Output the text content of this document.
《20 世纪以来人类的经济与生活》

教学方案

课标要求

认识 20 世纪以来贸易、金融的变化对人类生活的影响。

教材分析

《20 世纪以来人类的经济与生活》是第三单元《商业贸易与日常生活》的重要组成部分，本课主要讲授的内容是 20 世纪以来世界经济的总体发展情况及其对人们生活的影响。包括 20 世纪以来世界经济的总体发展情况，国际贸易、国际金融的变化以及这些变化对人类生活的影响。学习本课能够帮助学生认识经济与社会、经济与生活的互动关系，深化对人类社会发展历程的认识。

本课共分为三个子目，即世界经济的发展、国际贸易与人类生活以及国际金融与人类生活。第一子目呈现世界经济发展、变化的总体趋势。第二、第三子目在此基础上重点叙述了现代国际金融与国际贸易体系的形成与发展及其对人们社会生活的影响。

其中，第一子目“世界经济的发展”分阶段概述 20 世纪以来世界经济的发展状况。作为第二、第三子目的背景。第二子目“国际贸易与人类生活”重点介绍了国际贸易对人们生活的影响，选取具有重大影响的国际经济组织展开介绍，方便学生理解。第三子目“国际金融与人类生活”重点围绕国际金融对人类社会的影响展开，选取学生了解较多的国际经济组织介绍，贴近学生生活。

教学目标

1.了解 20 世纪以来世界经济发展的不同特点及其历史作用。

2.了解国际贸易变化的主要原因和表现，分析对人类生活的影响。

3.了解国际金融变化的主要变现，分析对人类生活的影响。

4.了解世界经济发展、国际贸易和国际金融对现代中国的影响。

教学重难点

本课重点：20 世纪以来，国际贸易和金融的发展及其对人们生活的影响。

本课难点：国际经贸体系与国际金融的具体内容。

- - - - - - -

**Requirement:**
Could you reproduce every record above exactly as it appears?

**Final result:**
Output the text content of this document.
《20 世纪以来人类的经济与生活》

教学方案

课标要求

认识 20 世纪以来贸易、金融的变化对人类生活的影响。

教材分析

《20 世纪以来人类的经济与生活》是第三单元《商业贸易与日常生活》的重要组成部分，本课主要讲授的内容是 20 世纪以来世界经济的总体发展情况及其对人们生活的影响。包括 20 世纪以来世界经济的总体发展情况，国际贸易、国际金融的变化以及这些变化对人类生活的影响。学习本课能够帮助学生认识经济与社会、经济与生活的互动关系，深化对人类社会发展历程的认识。

本课共分为三个子目，即世界经济的发展、国际贸易与人类生活以及国际金融与人类生活。第一子目呈现世界经济发展、变化的总体趋势。第二、第三子目在此基础上重点叙述了现代国际金融与国际贸易体系的形成与发展及其对人们社会生活的影响。

其中，第一子目“世界经济的发展”分阶段概述 20 世纪以来世界经济的发展状况。作为第二、第三子目的背景。第二子目“国际贸易与人类生活”重点介绍了国际贸易对人们生活的影响，选取具有重大影响的国际经济组织展开介绍，方便学生理解。第三子目“国际金融与人类生活”重点围绕国际金融对人类社会的影响展开，选取学生了解较多的国际经济组织介绍，贴近学生生活。

教学目标

1.了解 20 世纪以来世界经济发展的不同特点及其历史作用。

2.了解国际贸易变化的主要原因和表现，分析对人类生活的影响。

3.了解国际金融变化的主要变现，分析对人类生活的影响。

4.了解世界经济发展、国际贸易和国际金融对现代中国的影响。

教学重难点

本课重点：20 世纪以来，国际贸易和金融的发展及其对人们生活的影响。

本课难点：国际经贸体系与国际金融的具体内容。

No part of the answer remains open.